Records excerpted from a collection
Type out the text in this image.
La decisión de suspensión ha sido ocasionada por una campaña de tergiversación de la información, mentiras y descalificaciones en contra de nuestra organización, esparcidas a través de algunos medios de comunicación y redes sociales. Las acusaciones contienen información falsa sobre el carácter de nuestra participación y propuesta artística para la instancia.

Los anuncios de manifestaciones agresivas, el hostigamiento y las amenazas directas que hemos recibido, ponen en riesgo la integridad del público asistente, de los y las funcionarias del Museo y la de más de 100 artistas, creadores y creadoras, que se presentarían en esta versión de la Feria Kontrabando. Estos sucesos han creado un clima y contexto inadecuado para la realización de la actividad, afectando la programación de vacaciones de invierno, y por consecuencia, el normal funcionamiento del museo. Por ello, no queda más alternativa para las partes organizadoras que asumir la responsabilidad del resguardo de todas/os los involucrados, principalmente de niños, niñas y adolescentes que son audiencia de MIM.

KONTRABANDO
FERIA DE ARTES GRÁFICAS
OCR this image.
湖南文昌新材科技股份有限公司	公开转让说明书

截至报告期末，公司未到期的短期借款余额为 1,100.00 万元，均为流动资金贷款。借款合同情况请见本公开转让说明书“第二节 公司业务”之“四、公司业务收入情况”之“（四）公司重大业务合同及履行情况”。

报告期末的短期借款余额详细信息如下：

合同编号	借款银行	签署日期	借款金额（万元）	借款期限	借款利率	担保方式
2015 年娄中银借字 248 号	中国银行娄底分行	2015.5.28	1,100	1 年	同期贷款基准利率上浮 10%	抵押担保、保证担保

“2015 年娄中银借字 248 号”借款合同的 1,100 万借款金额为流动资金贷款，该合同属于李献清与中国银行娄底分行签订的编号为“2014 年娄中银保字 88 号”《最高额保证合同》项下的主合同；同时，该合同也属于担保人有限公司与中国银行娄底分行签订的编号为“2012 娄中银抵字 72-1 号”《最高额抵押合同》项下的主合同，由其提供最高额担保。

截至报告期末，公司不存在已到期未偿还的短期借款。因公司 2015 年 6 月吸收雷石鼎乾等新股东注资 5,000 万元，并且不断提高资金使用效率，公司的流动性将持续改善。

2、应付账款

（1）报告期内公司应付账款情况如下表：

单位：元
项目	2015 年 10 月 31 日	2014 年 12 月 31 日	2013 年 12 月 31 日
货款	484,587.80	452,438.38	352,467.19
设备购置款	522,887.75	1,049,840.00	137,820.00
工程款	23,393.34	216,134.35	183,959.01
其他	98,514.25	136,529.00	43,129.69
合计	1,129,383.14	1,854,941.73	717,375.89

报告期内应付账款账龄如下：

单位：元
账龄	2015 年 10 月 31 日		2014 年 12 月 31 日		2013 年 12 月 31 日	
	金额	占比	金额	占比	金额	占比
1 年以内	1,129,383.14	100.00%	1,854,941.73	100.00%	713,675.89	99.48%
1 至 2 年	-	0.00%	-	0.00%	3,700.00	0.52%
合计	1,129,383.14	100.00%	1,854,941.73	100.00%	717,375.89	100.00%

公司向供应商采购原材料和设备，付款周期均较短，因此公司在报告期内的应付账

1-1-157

◆ Objective: Using the listing above, pull out all lines that hold the word "截至报告期末".

◆ Full answer:
截至报告期末，公司未到期的短期借款余额为 1,100.00 万元，均为流动资金贷款。借款合同情况请见本公开转让说明书“第二节 公司业务”之“四、公司业务收入情况”之“（四）公司重大业务合同及履行情况”。
截至报告期末，公司不存在已到期未偿还的短期借款。因公司 2015 年 6 月吸收雷石鼎乾等新股东注资 5,000 万元，并且不断提高资金使用效率，公司的流动性将持续改善。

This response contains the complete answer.